Write out the listing below exactly, and omit any images you find in it.

-- Start of Supplied material --

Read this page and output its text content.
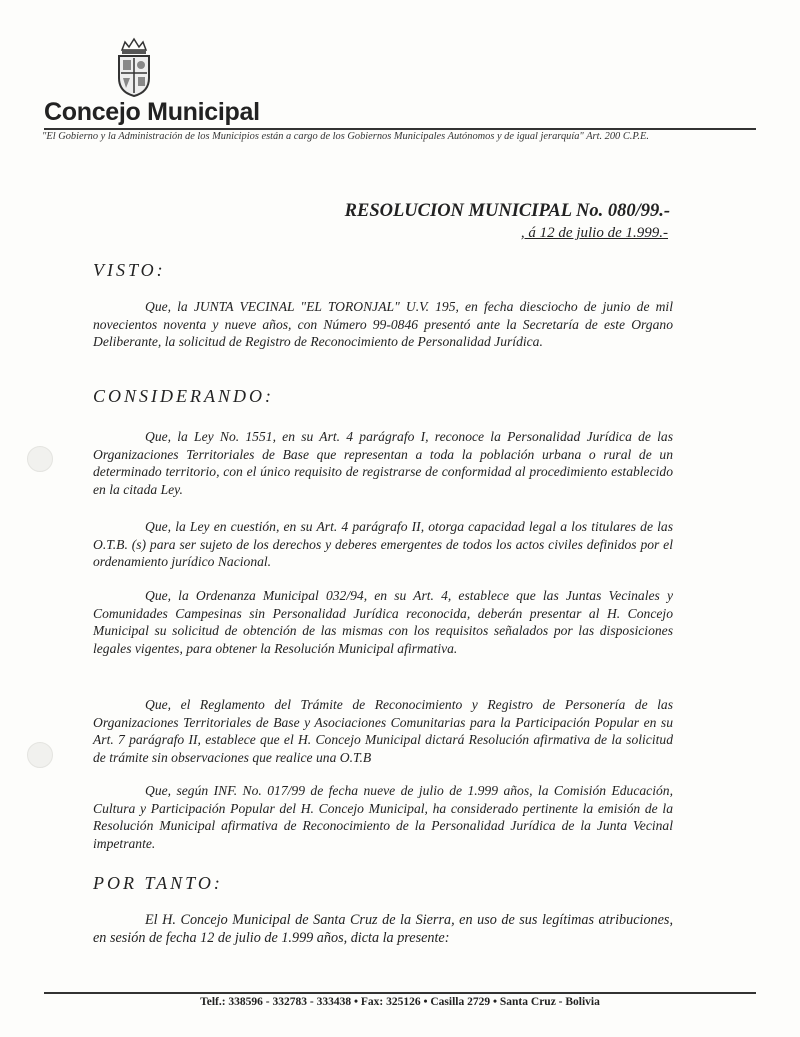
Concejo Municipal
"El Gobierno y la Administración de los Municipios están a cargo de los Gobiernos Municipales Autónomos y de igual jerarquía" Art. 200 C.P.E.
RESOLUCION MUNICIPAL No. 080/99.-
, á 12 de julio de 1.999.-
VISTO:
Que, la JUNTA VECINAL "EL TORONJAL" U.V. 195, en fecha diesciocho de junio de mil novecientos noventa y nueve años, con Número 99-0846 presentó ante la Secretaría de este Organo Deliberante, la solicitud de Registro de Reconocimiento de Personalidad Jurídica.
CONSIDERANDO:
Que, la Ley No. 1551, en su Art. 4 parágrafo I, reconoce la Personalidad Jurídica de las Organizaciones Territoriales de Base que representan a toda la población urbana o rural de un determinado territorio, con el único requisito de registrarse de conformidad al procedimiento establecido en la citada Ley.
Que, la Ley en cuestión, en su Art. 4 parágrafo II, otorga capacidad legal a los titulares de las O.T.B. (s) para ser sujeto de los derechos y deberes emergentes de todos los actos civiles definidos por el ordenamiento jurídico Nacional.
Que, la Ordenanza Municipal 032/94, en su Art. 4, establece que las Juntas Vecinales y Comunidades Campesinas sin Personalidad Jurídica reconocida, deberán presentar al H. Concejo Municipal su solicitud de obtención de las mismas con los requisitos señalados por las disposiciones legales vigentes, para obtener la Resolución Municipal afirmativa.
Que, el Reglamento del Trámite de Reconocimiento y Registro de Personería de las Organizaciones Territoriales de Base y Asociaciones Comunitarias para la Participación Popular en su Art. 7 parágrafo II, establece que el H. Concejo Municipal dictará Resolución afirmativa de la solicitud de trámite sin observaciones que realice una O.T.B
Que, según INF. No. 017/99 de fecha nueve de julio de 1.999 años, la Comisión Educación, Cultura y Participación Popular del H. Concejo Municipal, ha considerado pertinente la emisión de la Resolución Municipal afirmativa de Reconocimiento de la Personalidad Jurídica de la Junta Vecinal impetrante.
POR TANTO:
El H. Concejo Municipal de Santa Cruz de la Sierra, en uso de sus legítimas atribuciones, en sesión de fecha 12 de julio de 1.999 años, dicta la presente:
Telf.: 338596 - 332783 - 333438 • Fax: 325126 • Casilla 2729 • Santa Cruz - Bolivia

-- End of Supplied material --

**The response**
Read this page and output its text content.
Concejo Municipal
"El Gobierno y la Administración de los Municipios están a cargo de los Gobiernos Municipales Autónomos y de igual jerarquía" Art. 200 C.P.E.
RESOLUCION MUNICIPAL No. 080/99.-
, á 12 de julio de 1.999.-
VISTO:
Que, la JUNTA VECINAL "EL TORONJAL" U.V. 195, en fecha diesciocho de junio de mil novecientos noventa y nueve años, con Número 99-0846 presentó ante la Secretaría de este Organo Deliberante, la solicitud de Registro de Reconocimiento de Personalidad Jurídica.
CONSIDERANDO:
Que, la Ley No. 1551, en su Art. 4 parágrafo I, reconoce la Personalidad Jurídica de las Organizaciones Territoriales de Base que representan a toda la población urbana o rural de un determinado territorio, con el único requisito de registrarse de conformidad al procedimiento establecido en la citada Ley.
Que, la Ley en cuestión, en su Art. 4 parágrafo II, otorga capacidad legal a los titulares de las O.T.B. (s) para ser sujeto de los derechos y deberes emergentes de todos los actos civiles definidos por el ordenamiento jurídico Nacional.
Que, la Ordenanza Municipal 032/94, en su Art. 4, establece que las Juntas Vecinales y Comunidades Campesinas sin Personalidad Jurídica reconocida, deberán presentar al H. Concejo Municipal su solicitud de obtención de las mismas con los requisitos señalados por las disposiciones legales vigentes, para obtener la Resolución Municipal afirmativa.
Que, el Reglamento del Trámite de Reconocimiento y Registro de Personería de las Organizaciones Territoriales de Base y Asociaciones Comunitarias para la Participación Popular en su Art. 7 parágrafo II, establece que el H. Concejo Municipal dictará Resolución afirmativa de la solicitud de trámite sin observaciones que realice una O.T.B
Que, según INF. No. 017/99 de fecha nueve de julio de 1.999 años, la Comisión Educación, Cultura y Participación Popular del H. Concejo Municipal, ha considerado pertinente la emisión de la Resolución Municipal afirmativa de Reconocimiento de la Personalidad Jurídica de la Junta Vecinal impetrante.
POR TANTO:
El H. Concejo Municipal de Santa Cruz de la Sierra, en uso de sus legítimas atribuciones, en sesión de fecha 12 de julio de 1.999 años, dicta la presente:
Telf.: 338596 - 332783 - 333438 • Fax: 325126 • Casilla 2729 • Santa Cruz - Bolivia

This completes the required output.